▶ [THE RECORDS]:
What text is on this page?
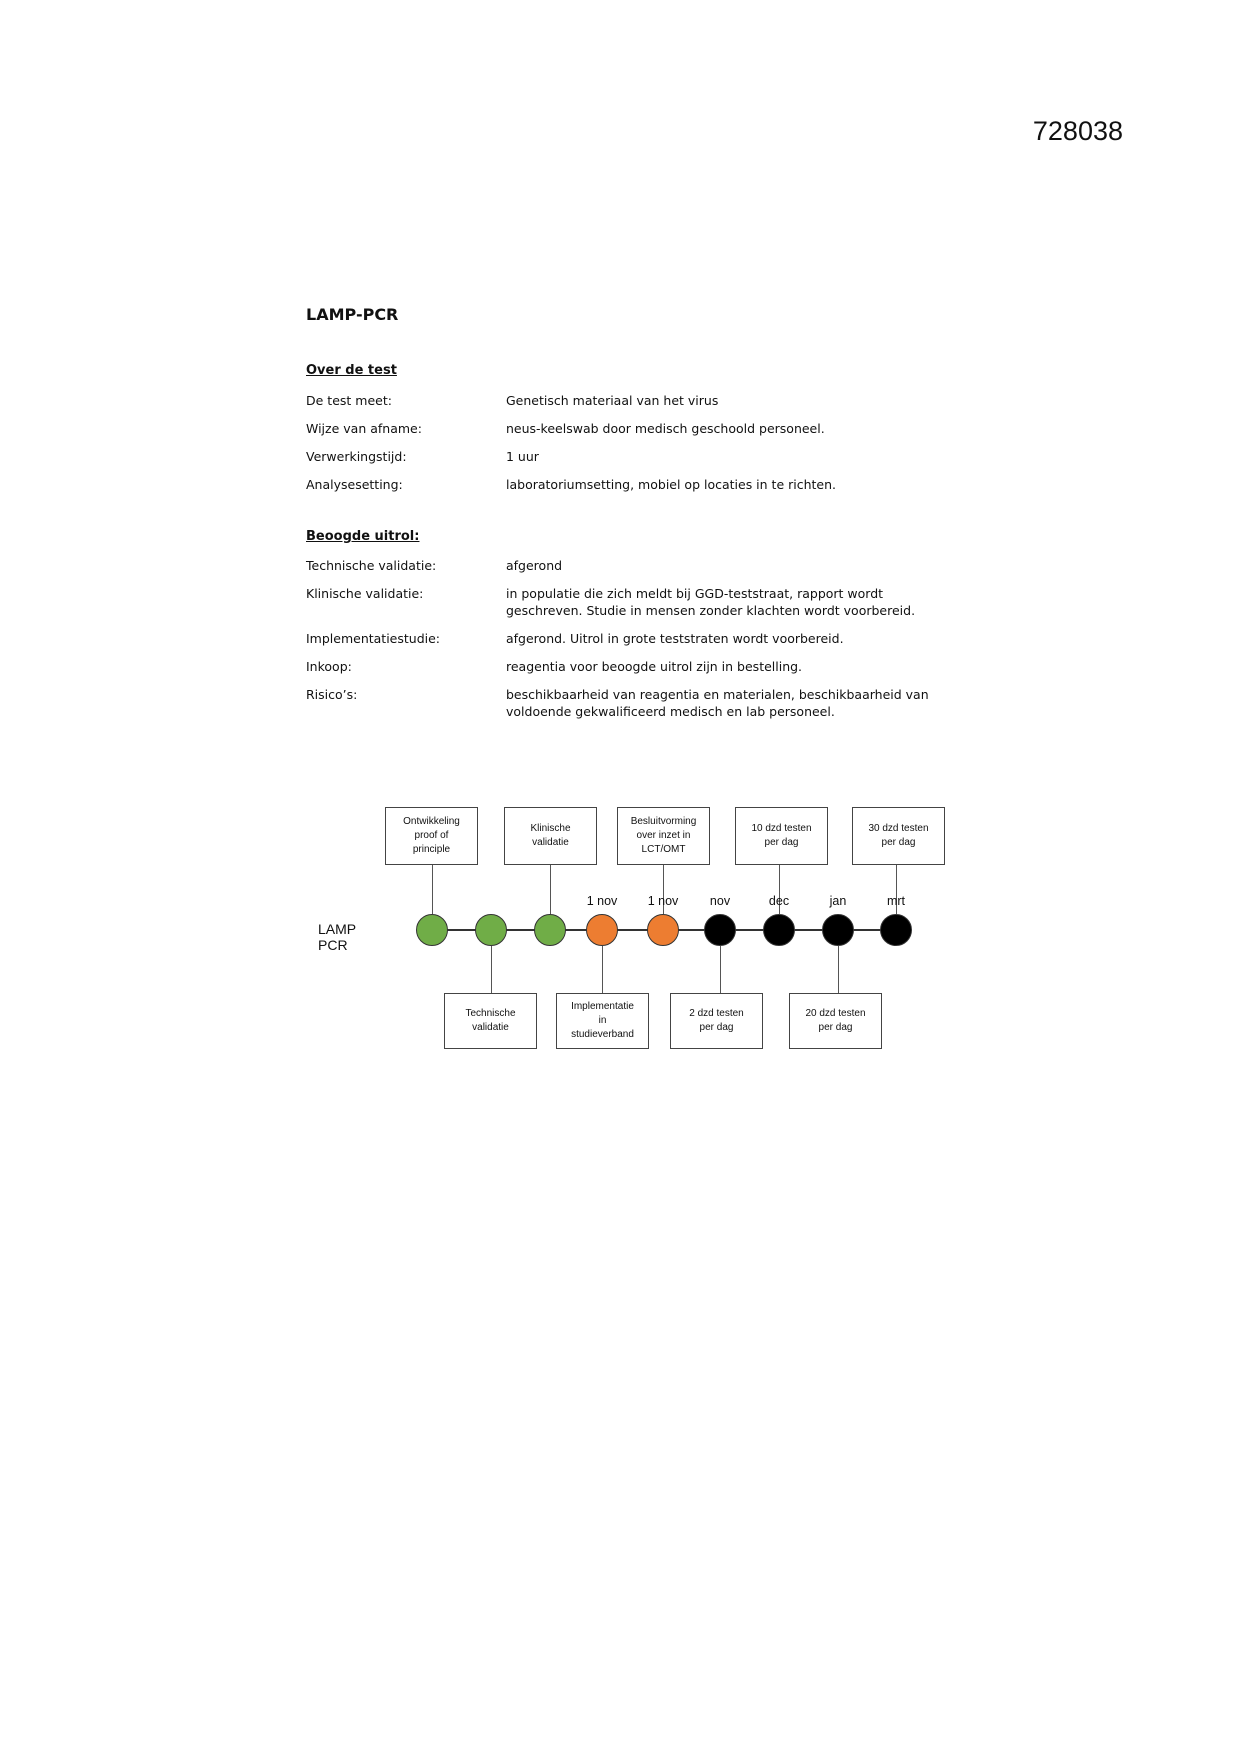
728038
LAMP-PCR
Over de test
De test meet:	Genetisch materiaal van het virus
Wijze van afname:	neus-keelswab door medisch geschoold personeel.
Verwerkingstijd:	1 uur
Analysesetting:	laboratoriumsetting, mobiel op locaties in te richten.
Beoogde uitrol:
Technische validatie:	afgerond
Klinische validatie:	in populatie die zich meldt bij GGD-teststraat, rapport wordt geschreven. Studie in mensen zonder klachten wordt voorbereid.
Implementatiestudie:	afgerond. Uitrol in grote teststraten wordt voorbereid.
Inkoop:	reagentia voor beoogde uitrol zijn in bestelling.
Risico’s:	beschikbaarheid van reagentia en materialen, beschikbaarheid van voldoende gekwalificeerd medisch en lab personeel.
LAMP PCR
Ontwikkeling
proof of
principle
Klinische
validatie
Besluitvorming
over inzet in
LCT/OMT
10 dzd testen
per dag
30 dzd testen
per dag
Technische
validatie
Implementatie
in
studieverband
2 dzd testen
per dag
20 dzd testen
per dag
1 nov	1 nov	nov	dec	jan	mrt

▶ [WHAT TO WORK ON]: Each record should be copied exactly, and each image left out.

▶ [RESPONSE TO THIS EXERCISE]:
What text is on this page?
728038
LAMP-PCR
Over de test
De test meet:	Genetisch materiaal van het virus
Wijze van afname:	neus-keelswab door medisch geschoold personeel.
Verwerkingstijd:	1 uur
Analysesetting:	laboratoriumsetting, mobiel op locaties in te richten.
Beoogde uitrol:
Technische validatie:	afgerond
Klinische validatie:	in populatie die zich meldt bij GGD-teststraat, rapport wordt geschreven. Studie in mensen zonder klachten wordt voorbereid.
Implementatiestudie:	afgerond. Uitrol in grote teststraten wordt voorbereid.
Inkoop:	reagentia voor beoogde uitrol zijn in bestelling.
Risico’s:	beschikbaarheid van reagentia en materialen, beschikbaarheid van voldoende gekwalificeerd medisch en lab personeel.
LAMP PCR
Ontwikkeling
proof of
principle
Klinische
validatie
Besluitvorming
over inzet in
LCT/OMT
10 dzd testen
per dag
30 dzd testen
per dag
Technische
validatie
Implementatie
in
studieverband
2 dzd testen
per dag
20 dzd testen
per dag
1 nov	1 nov	nov	dec	jan	mrt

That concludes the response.